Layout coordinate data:
______

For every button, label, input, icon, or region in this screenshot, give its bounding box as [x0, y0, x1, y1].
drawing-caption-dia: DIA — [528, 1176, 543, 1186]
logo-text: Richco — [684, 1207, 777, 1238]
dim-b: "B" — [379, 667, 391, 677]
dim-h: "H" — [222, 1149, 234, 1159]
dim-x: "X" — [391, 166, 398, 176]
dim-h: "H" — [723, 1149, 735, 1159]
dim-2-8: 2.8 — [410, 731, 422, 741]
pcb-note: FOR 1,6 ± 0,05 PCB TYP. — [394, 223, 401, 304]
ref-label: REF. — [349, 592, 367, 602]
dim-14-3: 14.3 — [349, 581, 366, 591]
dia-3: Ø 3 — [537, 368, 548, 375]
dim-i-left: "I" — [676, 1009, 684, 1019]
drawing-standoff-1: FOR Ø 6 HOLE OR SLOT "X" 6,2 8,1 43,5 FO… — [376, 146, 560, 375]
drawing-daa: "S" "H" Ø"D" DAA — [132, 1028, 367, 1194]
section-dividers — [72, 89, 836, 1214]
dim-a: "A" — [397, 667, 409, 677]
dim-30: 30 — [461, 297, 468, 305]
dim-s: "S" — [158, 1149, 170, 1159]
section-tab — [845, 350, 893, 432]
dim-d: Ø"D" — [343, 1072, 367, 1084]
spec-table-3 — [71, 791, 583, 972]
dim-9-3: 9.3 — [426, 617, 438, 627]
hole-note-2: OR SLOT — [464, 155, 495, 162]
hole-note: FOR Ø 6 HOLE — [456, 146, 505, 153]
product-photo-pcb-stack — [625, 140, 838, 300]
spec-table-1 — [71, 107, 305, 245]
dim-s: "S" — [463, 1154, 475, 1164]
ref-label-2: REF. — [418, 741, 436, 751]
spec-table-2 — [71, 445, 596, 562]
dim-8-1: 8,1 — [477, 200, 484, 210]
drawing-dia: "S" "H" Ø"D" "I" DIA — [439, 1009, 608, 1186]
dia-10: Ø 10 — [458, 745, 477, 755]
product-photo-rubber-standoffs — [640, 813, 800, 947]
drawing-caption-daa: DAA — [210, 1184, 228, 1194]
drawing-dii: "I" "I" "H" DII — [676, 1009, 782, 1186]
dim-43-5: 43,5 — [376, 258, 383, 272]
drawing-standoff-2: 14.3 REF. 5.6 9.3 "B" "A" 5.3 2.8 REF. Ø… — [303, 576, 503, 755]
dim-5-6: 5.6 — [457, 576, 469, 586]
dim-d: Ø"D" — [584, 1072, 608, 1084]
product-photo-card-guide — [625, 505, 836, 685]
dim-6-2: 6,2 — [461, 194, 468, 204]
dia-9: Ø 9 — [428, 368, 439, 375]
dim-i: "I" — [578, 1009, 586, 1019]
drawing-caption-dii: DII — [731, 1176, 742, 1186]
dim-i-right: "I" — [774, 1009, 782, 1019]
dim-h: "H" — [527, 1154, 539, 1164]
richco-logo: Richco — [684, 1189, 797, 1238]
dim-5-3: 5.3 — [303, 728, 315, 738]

______

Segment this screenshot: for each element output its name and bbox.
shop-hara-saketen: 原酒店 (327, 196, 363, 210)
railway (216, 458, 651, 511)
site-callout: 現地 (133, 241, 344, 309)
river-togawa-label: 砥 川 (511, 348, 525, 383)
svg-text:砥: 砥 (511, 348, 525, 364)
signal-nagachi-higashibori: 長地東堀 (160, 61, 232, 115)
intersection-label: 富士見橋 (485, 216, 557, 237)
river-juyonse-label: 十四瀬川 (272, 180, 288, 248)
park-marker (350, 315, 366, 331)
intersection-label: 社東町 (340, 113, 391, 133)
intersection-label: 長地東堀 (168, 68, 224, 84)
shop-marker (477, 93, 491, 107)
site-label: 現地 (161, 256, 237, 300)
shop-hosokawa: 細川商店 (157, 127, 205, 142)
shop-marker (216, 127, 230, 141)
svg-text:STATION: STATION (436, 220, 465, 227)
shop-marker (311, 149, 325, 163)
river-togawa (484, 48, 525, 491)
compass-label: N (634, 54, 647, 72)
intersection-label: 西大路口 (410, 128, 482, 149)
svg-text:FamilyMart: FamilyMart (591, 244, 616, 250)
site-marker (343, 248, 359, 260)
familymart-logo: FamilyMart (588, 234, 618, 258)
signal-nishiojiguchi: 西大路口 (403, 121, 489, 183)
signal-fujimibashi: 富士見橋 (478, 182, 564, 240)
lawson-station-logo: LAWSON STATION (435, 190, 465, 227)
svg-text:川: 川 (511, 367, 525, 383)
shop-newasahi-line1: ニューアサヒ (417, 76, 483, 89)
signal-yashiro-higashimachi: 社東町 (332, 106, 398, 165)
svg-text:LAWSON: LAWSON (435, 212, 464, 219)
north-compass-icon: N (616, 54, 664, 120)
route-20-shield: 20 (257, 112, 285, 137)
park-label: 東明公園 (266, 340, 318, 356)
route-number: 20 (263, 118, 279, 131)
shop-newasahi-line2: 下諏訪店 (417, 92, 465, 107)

______

▶ **PROBLEM DETAILS**
Copy the lines above word for word. Start at the line that contains "Segment this screenshot: for" and stop after the line that contains "signal-nishiojiguchi: 西大路口 (403, 121, 489, 183)".

▶ **WRITTEN REPLY**
Segment this screenshot: for each element output its name and bbox.
shop-hara-saketen: 原酒店 (327, 196, 363, 210)
railway (216, 458, 651, 511)
site-callout: 現地 (133, 241, 344, 309)
river-togawa-label: 砥 川 (511, 348, 525, 383)
svg-text:砥: 砥 (511, 348, 525, 364)
signal-nagachi-higashibori: 長地東堀 (160, 61, 232, 115)
intersection-label: 富士見橋 (485, 216, 557, 237)
river-juyonse-label: 十四瀬川 (272, 180, 288, 248)
park-marker (350, 315, 366, 331)
intersection-label: 社東町 (340, 113, 391, 133)
intersection-label: 長地東堀 (168, 68, 224, 84)
shop-marker (477, 93, 491, 107)
site-label: 現地 (161, 256, 237, 300)
shop-hosokawa: 細川商店 (157, 127, 205, 142)
shop-marker (216, 127, 230, 141)
svg-text:STATION: STATION (436, 220, 465, 227)
shop-marker (311, 149, 325, 163)
river-togawa (484, 48, 525, 491)
compass-label: N (634, 54, 647, 72)
intersection-label: 西大路口 (410, 128, 482, 149)
svg-text:FamilyMart: FamilyMart (591, 244, 616, 250)
site-marker (343, 248, 359, 260)
familymart-logo: FamilyMart (588, 234, 618, 258)
signal-nishiojiguchi: 西大路口 (403, 121, 489, 183)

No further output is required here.